* Task material
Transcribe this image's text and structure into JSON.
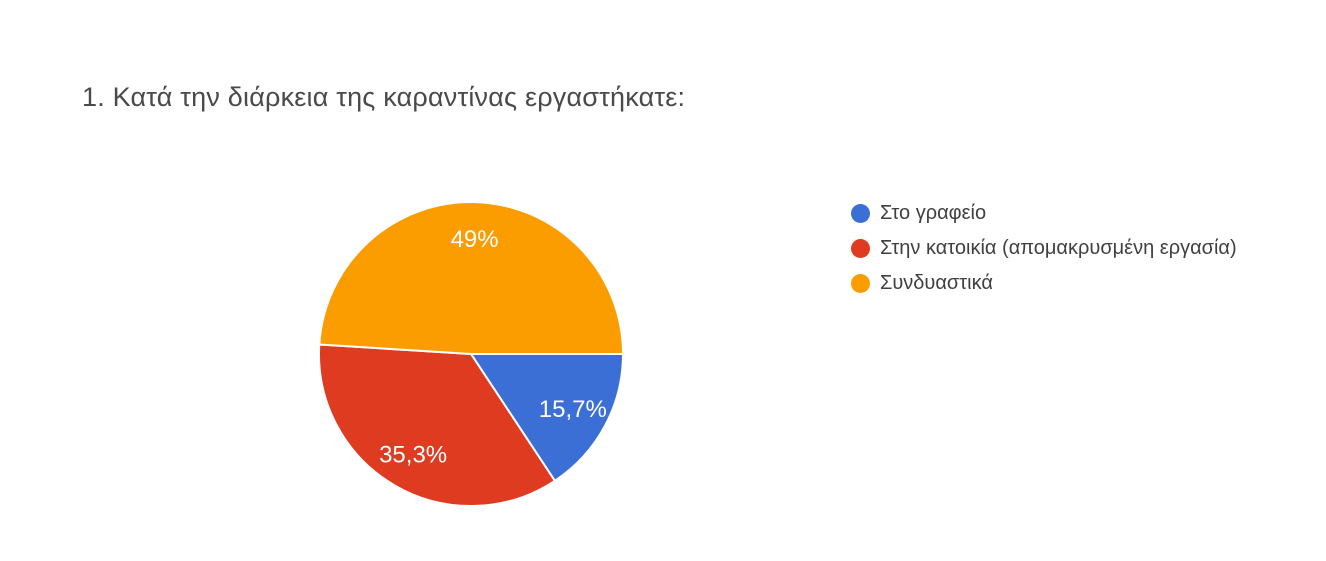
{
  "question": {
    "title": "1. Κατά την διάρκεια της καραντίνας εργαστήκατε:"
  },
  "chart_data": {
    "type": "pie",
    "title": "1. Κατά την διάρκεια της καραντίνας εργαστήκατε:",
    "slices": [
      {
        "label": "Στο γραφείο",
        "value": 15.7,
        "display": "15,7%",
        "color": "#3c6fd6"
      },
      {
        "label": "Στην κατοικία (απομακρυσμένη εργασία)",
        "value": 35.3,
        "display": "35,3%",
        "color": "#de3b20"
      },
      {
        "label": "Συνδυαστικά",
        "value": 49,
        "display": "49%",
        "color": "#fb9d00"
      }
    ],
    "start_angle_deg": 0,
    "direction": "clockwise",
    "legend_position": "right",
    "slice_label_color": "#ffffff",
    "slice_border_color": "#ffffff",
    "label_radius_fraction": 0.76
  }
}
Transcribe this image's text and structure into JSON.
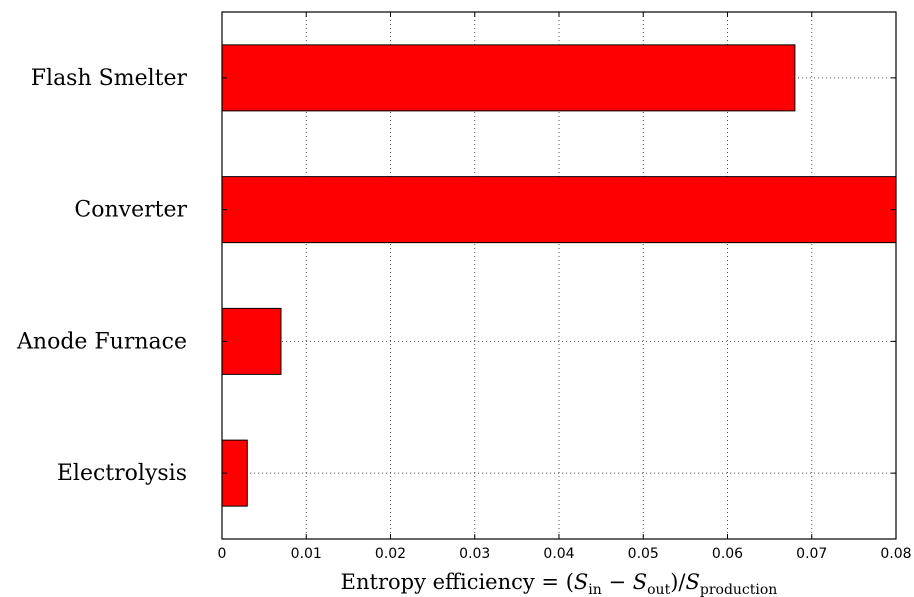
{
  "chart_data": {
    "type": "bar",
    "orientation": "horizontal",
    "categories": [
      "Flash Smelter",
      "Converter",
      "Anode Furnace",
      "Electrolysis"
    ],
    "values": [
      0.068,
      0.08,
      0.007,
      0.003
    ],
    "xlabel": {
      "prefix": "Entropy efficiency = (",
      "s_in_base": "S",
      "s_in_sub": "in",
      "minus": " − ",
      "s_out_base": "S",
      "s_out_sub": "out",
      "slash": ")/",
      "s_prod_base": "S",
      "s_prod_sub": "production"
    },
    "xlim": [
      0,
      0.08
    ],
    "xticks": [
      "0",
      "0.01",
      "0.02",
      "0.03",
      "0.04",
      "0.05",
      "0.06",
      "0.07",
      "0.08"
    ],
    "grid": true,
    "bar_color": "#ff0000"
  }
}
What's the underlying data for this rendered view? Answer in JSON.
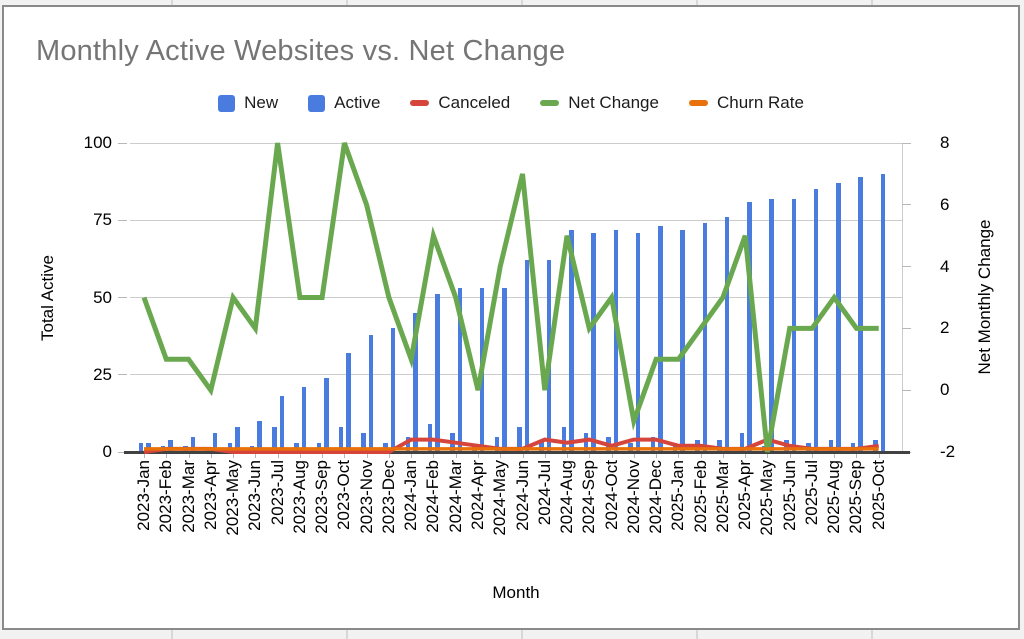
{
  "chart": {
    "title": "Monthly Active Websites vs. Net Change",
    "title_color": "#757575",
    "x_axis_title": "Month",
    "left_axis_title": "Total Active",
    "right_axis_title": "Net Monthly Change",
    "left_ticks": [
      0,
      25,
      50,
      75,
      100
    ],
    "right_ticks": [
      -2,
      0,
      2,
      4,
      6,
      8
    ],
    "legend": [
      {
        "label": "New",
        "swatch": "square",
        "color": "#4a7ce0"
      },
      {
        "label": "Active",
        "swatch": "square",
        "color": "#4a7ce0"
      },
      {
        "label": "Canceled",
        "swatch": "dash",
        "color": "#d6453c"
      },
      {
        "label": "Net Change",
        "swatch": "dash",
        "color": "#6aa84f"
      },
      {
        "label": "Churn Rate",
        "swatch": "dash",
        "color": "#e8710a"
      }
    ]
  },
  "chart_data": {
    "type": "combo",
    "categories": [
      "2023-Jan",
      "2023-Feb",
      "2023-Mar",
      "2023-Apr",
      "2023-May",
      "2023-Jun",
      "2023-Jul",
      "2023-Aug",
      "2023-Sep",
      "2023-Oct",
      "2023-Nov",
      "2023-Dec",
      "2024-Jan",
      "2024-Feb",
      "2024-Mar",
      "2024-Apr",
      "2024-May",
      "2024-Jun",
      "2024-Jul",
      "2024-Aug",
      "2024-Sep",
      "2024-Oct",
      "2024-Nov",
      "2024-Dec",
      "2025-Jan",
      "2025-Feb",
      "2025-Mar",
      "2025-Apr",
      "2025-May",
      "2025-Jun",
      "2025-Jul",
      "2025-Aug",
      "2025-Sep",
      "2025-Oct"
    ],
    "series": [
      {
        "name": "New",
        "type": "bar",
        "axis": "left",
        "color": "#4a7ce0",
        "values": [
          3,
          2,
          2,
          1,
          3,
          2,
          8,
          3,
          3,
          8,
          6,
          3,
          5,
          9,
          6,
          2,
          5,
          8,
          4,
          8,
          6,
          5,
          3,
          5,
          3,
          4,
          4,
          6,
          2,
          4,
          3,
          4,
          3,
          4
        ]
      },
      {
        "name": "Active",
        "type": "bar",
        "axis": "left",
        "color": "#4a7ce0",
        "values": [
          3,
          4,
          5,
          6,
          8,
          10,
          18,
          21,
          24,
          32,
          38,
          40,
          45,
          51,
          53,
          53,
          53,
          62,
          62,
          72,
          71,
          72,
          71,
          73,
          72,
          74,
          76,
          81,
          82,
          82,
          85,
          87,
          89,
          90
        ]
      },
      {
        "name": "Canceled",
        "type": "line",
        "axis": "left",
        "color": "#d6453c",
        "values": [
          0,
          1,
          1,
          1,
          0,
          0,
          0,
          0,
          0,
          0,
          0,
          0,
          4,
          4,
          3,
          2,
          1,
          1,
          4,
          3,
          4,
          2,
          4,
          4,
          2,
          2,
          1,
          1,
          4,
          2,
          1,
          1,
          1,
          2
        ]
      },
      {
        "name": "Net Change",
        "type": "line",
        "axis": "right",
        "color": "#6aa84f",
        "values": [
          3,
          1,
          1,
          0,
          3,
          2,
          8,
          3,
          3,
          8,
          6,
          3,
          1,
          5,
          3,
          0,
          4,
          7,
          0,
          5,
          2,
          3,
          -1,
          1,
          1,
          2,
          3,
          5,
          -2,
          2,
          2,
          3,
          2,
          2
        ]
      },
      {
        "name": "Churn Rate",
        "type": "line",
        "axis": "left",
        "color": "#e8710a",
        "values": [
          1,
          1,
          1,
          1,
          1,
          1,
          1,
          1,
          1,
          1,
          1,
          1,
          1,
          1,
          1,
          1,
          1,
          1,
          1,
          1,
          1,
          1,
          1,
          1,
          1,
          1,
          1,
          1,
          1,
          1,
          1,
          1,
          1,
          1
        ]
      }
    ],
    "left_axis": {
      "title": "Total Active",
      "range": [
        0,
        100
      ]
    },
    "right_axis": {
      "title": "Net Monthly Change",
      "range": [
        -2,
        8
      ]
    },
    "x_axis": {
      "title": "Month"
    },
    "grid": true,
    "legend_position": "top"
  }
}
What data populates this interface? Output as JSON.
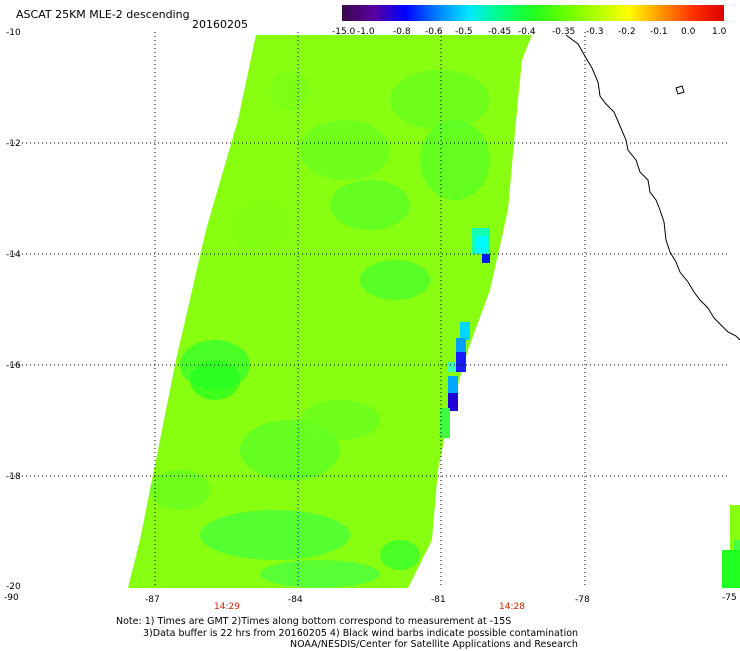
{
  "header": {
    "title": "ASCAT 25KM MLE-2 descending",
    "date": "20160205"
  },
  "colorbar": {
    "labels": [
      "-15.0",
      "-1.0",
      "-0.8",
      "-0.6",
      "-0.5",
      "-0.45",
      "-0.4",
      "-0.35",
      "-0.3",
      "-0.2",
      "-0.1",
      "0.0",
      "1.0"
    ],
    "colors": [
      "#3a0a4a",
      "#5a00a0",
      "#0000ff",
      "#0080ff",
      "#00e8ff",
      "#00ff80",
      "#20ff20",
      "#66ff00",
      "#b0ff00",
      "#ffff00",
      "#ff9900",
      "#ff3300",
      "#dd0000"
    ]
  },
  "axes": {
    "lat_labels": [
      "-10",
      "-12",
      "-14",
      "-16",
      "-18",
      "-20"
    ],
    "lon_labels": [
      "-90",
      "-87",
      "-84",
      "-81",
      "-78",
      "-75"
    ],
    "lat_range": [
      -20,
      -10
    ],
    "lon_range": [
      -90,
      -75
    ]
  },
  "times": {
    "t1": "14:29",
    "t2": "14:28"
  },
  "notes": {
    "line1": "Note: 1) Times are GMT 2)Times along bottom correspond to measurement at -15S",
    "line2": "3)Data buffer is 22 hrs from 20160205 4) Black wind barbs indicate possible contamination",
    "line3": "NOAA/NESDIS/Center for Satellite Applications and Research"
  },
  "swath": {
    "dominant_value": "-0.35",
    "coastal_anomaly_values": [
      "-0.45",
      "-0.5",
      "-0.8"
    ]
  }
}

* Short problem
Without the pictures, repeat the listing above exactly.

* Answer in full
Transcribe this image's text and structure into JSON.
{
  "question": {
    "title": "1. Κατά την διάρκεια της καραντίνας εργαστήκατε:"
  },
  "chart_data": {
    "type": "pie",
    "title": "1. Κατά την διάρκεια της καραντίνας εργαστήκατε:",
    "slices": [
      {
        "label": "Στο γραφείο",
        "value": 15.7,
        "display": "15,7%",
        "color": "#3c6fd6"
      },
      {
        "label": "Στην κατοικία (απομακρυσμένη εργασία)",
        "value": 35.3,
        "display": "35,3%",
        "color": "#de3b20"
      },
      {
        "label": "Συνδυαστικά",
        "value": 49,
        "display": "49%",
        "color": "#fb9d00"
      }
    ],
    "start_angle_deg": 0,
    "direction": "clockwise",
    "legend_position": "right",
    "slice_label_color": "#ffffff",
    "slice_border_color": "#ffffff",
    "label_radius_fraction": 0.76
  }
}
Transcribe this image's text and structure into JSON.
{
  "chart_data": {
    "type": "bar",
    "orientation": "horizontal",
    "categories": [
      "Flash Smelter",
      "Converter",
      "Anode Furnace",
      "Electrolysis"
    ],
    "values": [
      0.068,
      0.08,
      0.007,
      0.003
    ],
    "xlabel": {
      "prefix": "Entropy efficiency = (",
      "s_in_base": "S",
      "s_in_sub": "in",
      "minus": " − ",
      "s_out_base": "S",
      "s_out_sub": "out",
      "slash": ")/",
      "s_prod_base": "S",
      "s_prod_sub": "production"
    },
    "xlim": [
      0,
      0.08
    ],
    "xticks": [
      "0",
      "0.01",
      "0.02",
      "0.03",
      "0.04",
      "0.05",
      "0.06",
      "0.07",
      "0.08"
    ],
    "grid": true,
    "bar_color": "#ff0000"
  }
}
What's the underlying data for this rendered view? Answer in JSON.
{
  "chart": {
    "title": "Monthly Active Websites vs. Net Change",
    "title_color": "#757575",
    "x_axis_title": "Month",
    "left_axis_title": "Total Active",
    "right_axis_title": "Net Monthly Change",
    "left_ticks": [
      0,
      25,
      50,
      75,
      100
    ],
    "right_ticks": [
      -2,
      0,
      2,
      4,
      6,
      8
    ],
    "legend": [
      {
        "label": "New",
        "swatch": "square",
        "color": "#4a7ce0"
      },
      {
        "label": "Active",
        "swatch": "square",
        "color": "#4a7ce0"
      },
      {
        "label": "Canceled",
        "swatch": "dash",
        "color": "#d6453c"
      },
      {
        "label": "Net Change",
        "swatch": "dash",
        "color": "#6aa84f"
      },
      {
        "label": "Churn Rate",
        "swatch": "dash",
        "color": "#e8710a"
      }
    ]
  },
  "chart_data": {
    "type": "combo",
    "categories": [
      "2023-Jan",
      "2023-Feb",
      "2023-Mar",
      "2023-Apr",
      "2023-May",
      "2023-Jun",
      "2023-Jul",
      "2023-Aug",
      "2023-Sep",
      "2023-Oct",
      "2023-Nov",
      "2023-Dec",
      "2024-Jan",
      "2024-Feb",
      "2024-Mar",
      "2024-Apr",
      "2024-May",
      "2024-Jun",
      "2024-Jul",
      "2024-Aug",
      "2024-Sep",
      "2024-Oct",
      "2024-Nov",
      "2024-Dec",
      "2025-Jan",
      "2025-Feb",
      "2025-Mar",
      "2025-Apr",
      "2025-May",
      "2025-Jun",
      "2025-Jul",
      "2025-Aug",
      "2025-Sep",
      "2025-Oct"
    ],
    "series": [
      {
        "name": "New",
        "type": "bar",
        "axis": "left",
        "color": "#4a7ce0",
        "values": [
          3,
          2,
          2,
          1,
          3,
          2,
          8,
          3,
          3,
          8,
          6,
          3,
          5,
          9,
          6,
          2,
          5,
          8,
          4,
          8,
          6,
          5,
          3,
          5,
          3,
          4,
          4,
          6,
          2,
          4,
          3,
          4,
          3,
          4
        ]
      },
      {
        "name": "Active",
        "type": "bar",
        "axis": "left",
        "color": "#4a7ce0",
        "values": [
          3,
          4,
          5,
          6,
          8,
          10,
          18,
          21,
          24,
          32,
          38,
          40,
          45,
          51,
          53,
          53,
          53,
          62,
          62,
          72,
          71,
          72,
          71,
          73,
          72,
          74,
          76,
          81,
          82,
          82,
          85,
          87,
          89,
          90
        ]
      },
      {
        "name": "Canceled",
        "type": "line",
        "axis": "left",
        "color": "#d6453c",
        "values": [
          0,
          1,
          1,
          1,
          0,
          0,
          0,
          0,
          0,
          0,
          0,
          0,
          4,
          4,
          3,
          2,
          1,
          1,
          4,
          3,
          4,
          2,
          4,
          4,
          2,
          2,
          1,
          1,
          4,
          2,
          1,
          1,
          1,
          2
        ]
      },
      {
        "name": "Net Change",
        "type": "line",
        "axis": "right",
        "color": "#6aa84f",
        "values": [
          3,
          1,
          1,
          0,
          3,
          2,
          8,
          3,
          3,
          8,
          6,
          3,
          1,
          5,
          3,
          0,
          4,
          7,
          0,
          5,
          2,
          3,
          -1,
          1,
          1,
          2,
          3,
          5,
          -2,
          2,
          2,
          3,
          2,
          2
        ]
      },
      {
        "name": "Churn Rate",
        "type": "line",
        "axis": "left",
        "color": "#e8710a",
        "values": [
          1,
          1,
          1,
          1,
          1,
          1,
          1,
          1,
          1,
          1,
          1,
          1,
          1,
          1,
          1,
          1,
          1,
          1,
          1,
          1,
          1,
          1,
          1,
          1,
          1,
          1,
          1,
          1,
          1,
          1,
          1,
          1,
          1,
          1
        ]
      }
    ],
    "left_axis": {
      "title": "Total Active",
      "range": [
        0,
        100
      ]
    },
    "right_axis": {
      "title": "Net Monthly Change",
      "range": [
        -2,
        8
      ]
    },
    "x_axis": {
      "title": "Month"
    },
    "grid": true,
    "legend_position": "top"
  }
}
What data populates this interface? Output as JSON.
{
  "header": {
    "title": "ASCAT 25KM MLE-2 descending",
    "date": "20160205"
  },
  "colorbar": {
    "labels": [
      "-15.0",
      "-1.0",
      "-0.8",
      "-0.6",
      "-0.5",
      "-0.45",
      "-0.4",
      "-0.35",
      "-0.3",
      "-0.2",
      "-0.1",
      "0.0",
      "1.0"
    ],
    "colors": [
      "#3a0a4a",
      "#5a00a0",
      "#0000ff",
      "#0080ff",
      "#00e8ff",
      "#00ff80",
      "#20ff20",
      "#66ff00",
      "#b0ff00",
      "#ffff00",
      "#ff9900",
      "#ff3300",
      "#dd0000"
    ]
  },
  "axes": {
    "lat_labels": [
      "-10",
      "-12",
      "-14",
      "-16",
      "-18",
      "-20"
    ],
    "lon_labels": [
      "-90",
      "-87",
      "-84",
      "-81",
      "-78",
      "-75"
    ],
    "lat_range": [
      -20,
      -10
    ],
    "lon_range": [
      -90,
      -75
    ]
  },
  "times": {
    "t1": "14:29",
    "t2": "14:28"
  },
  "notes": {
    "line1": "Note: 1) Times are GMT 2)Times along bottom correspond to measurement at -15S",
    "line2": "3)Data buffer is 22 hrs from 20160205 4) Black wind barbs indicate possible contamination",
    "line3": "NOAA/NESDIS/Center for Satellite Applications and Research"
  },
  "swath": {
    "dominant_value": "-0.35",
    "coastal_anomaly_values": [
      "-0.45",
      "-0.5",
      "-0.8"
    ]
  }
}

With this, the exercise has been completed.